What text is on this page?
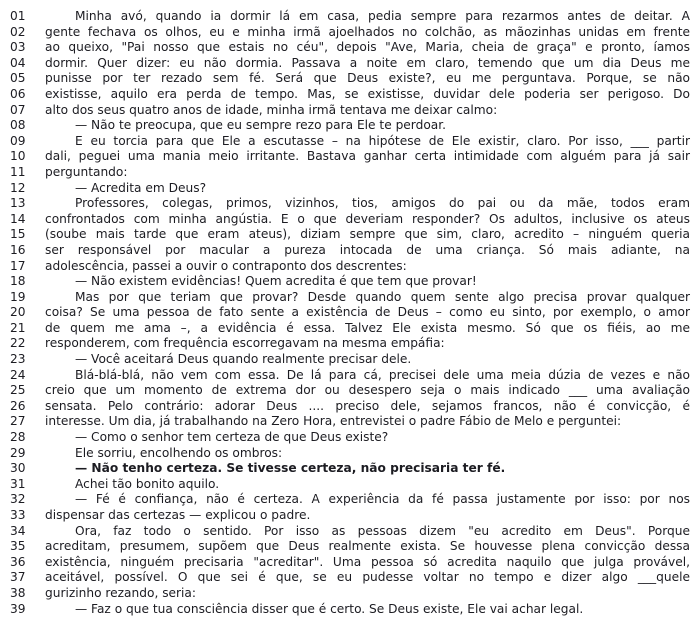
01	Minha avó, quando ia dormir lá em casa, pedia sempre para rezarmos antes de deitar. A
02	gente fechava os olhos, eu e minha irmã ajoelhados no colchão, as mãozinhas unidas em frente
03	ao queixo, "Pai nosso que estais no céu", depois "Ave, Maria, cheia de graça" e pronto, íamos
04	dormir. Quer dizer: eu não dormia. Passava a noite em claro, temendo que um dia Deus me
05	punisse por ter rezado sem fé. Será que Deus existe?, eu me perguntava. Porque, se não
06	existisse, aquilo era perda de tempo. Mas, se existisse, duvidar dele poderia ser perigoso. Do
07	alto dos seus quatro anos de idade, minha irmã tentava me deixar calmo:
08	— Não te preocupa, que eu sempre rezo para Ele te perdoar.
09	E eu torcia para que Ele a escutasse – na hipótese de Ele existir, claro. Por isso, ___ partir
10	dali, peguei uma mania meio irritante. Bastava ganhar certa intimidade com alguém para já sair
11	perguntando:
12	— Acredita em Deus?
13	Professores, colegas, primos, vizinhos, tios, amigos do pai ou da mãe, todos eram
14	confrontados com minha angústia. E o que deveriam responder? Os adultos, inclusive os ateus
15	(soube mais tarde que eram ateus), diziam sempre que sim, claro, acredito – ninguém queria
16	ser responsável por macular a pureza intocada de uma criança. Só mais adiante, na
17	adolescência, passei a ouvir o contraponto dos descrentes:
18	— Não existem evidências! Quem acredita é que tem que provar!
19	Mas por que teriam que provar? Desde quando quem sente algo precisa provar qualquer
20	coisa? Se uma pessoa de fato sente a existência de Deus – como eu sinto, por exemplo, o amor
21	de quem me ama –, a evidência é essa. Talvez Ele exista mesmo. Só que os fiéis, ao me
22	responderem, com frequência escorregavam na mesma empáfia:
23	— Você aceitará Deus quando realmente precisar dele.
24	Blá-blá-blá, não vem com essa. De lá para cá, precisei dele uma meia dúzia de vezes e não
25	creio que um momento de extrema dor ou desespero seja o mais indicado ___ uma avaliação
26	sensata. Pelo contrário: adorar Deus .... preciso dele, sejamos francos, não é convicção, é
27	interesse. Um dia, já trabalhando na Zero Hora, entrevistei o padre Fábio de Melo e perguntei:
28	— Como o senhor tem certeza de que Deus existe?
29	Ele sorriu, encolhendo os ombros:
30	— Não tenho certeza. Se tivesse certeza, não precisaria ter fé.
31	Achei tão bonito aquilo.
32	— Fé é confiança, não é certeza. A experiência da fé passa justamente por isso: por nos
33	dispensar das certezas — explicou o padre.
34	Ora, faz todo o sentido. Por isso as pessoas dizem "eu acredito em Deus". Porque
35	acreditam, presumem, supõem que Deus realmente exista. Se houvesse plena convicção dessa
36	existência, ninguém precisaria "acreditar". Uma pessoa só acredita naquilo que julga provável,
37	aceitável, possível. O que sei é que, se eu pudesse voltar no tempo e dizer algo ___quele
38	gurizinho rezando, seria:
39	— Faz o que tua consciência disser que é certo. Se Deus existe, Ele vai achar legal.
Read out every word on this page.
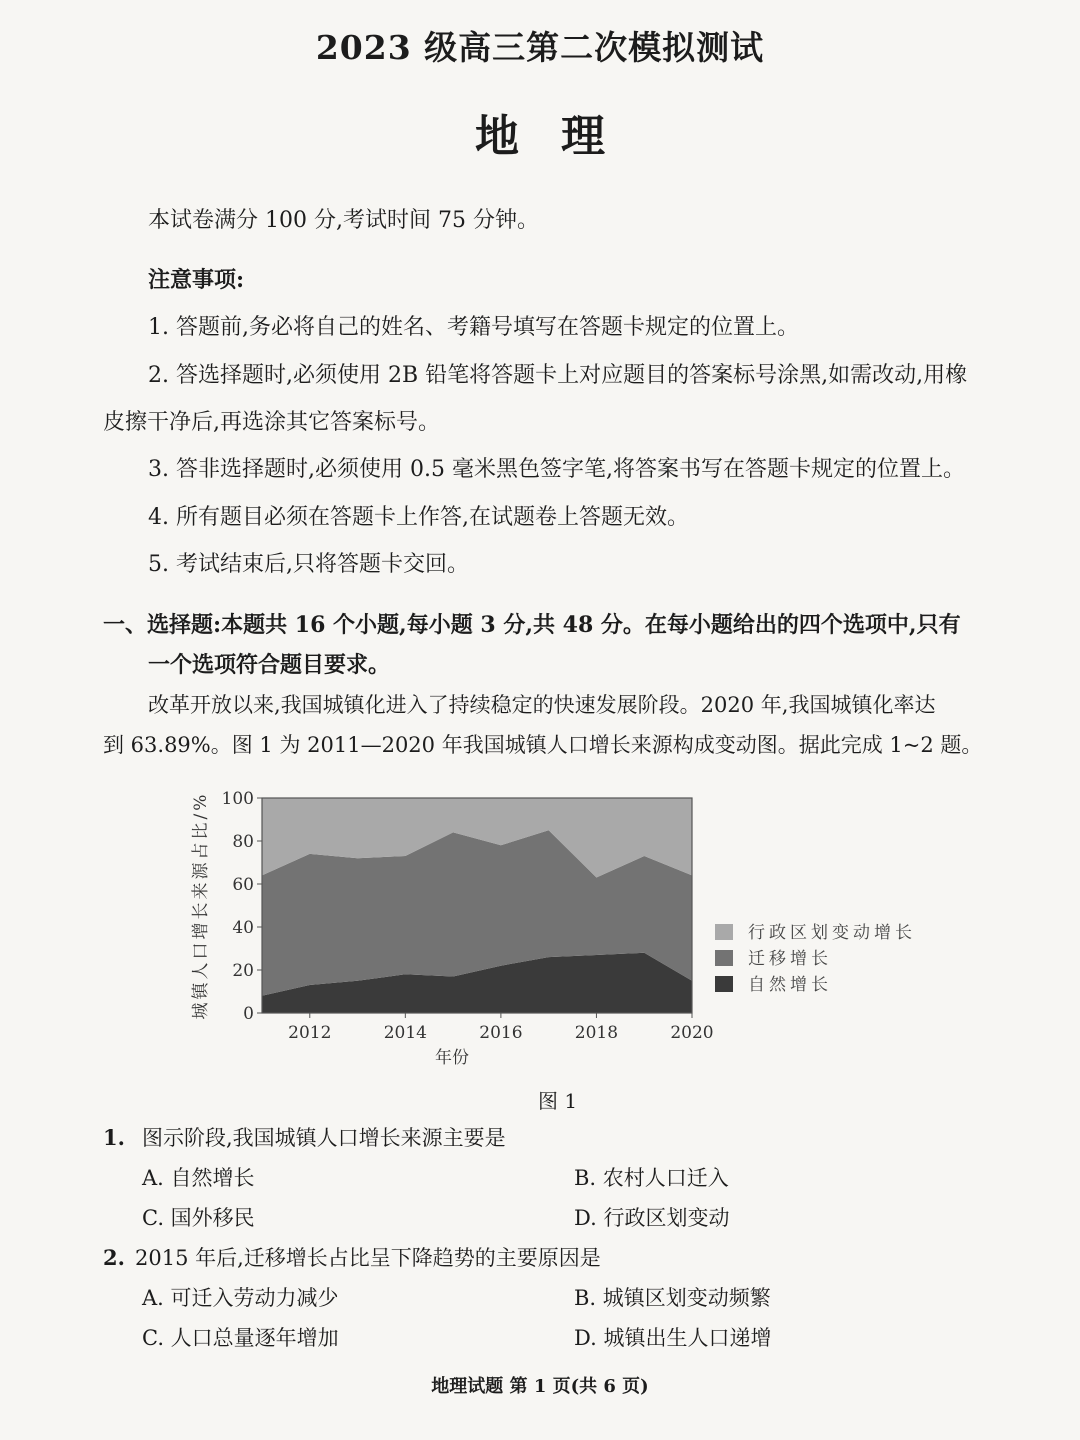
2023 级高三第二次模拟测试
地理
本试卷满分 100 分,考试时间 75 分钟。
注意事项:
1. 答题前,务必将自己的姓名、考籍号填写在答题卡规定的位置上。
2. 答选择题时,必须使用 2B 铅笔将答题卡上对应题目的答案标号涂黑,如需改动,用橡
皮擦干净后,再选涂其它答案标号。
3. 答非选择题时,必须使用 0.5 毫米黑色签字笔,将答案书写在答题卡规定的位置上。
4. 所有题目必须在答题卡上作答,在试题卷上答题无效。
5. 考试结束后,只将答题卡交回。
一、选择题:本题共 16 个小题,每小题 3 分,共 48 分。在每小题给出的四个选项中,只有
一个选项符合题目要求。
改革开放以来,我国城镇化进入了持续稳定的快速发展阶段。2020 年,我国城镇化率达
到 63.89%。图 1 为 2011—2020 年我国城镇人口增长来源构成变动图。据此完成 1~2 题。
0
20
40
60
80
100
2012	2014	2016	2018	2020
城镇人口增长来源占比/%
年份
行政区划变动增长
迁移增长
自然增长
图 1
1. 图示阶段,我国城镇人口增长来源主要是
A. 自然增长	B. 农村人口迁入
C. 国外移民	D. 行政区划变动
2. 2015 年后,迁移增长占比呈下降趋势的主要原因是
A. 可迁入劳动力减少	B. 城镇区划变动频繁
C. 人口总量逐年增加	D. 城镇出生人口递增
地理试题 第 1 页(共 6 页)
==
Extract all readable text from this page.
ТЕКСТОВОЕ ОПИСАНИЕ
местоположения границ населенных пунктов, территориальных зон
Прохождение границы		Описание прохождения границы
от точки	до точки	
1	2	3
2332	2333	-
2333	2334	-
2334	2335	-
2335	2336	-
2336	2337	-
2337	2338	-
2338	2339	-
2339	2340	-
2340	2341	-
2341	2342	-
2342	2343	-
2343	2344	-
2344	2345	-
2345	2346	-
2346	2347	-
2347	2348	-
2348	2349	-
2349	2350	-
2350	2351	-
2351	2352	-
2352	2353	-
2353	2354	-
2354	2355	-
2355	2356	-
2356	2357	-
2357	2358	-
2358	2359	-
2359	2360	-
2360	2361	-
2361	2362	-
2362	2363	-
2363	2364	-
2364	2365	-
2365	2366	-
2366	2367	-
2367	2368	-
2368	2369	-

Required work: Scan the records above for the string "mais", then select every line that holds it.

Complete answer:
15	(soube mais tarde que eram ateus), diziam sempre que sim, claro, acredito – ninguém queria
16	ser responsável por macular a pureza intocada de uma criança. Só mais adiante, na
25	creio que um momento de extrema dor ou desespero seja o mais indicado ___ uma avaliação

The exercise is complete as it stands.